Stored records:
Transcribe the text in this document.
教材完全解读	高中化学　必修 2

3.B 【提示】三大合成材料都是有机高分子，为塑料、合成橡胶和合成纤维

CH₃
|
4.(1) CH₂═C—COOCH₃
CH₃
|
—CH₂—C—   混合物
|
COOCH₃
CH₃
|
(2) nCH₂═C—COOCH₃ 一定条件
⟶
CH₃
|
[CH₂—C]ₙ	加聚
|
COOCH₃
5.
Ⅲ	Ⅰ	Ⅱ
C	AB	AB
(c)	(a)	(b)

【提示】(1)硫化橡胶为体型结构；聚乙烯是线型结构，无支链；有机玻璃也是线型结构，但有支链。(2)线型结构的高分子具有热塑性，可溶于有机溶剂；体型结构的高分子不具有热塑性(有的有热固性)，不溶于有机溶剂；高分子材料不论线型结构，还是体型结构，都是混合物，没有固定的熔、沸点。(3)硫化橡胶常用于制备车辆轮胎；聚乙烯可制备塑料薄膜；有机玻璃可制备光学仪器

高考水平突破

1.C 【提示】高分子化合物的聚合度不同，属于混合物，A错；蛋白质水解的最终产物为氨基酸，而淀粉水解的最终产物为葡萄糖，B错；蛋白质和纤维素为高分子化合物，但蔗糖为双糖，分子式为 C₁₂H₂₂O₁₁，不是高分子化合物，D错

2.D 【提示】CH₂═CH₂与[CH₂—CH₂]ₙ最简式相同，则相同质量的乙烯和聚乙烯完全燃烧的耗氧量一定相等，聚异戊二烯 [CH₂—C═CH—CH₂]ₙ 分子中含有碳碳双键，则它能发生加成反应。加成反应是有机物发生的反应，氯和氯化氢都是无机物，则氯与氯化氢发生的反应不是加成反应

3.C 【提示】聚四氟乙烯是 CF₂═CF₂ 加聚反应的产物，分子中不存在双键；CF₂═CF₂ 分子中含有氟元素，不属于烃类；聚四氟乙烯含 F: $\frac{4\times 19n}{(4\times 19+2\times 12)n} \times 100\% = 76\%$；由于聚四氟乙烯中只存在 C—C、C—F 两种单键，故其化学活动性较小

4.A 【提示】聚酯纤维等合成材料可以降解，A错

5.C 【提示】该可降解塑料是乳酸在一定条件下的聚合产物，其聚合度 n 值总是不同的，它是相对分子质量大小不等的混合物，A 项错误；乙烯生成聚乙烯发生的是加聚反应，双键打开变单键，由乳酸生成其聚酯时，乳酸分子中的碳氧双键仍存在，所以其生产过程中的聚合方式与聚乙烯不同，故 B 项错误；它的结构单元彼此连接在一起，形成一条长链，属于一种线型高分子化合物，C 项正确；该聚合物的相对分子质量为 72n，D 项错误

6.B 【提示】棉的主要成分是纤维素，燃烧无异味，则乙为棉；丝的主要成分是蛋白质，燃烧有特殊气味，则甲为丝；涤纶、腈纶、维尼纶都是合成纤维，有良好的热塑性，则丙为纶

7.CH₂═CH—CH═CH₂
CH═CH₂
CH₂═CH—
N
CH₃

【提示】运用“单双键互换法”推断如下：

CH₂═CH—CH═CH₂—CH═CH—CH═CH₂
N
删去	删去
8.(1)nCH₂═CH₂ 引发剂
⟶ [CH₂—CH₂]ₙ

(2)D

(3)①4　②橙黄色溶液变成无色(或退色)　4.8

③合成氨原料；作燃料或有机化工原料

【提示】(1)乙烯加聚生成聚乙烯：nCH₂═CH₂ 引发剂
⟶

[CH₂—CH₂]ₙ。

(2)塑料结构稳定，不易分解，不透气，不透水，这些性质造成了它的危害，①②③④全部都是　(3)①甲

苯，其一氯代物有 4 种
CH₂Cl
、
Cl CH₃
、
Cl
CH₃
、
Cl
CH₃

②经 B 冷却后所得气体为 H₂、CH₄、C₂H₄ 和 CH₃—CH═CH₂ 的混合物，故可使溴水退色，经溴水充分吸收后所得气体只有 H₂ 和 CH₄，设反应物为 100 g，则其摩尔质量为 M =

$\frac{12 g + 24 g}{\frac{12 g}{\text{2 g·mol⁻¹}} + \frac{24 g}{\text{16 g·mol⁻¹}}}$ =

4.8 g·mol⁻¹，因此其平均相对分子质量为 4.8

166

=== Instruction ===
Track down every line of the material containing the string "nCH₂", and copy it.

=== Solved exercise ===
(2) nCH₂═C—COOCH₃ 一定条件
8.(1)nCH₂═CH₂ 引发剂
【提示】(1)乙烯加聚生成聚乙烯：nCH₂═CH₂ 引发剂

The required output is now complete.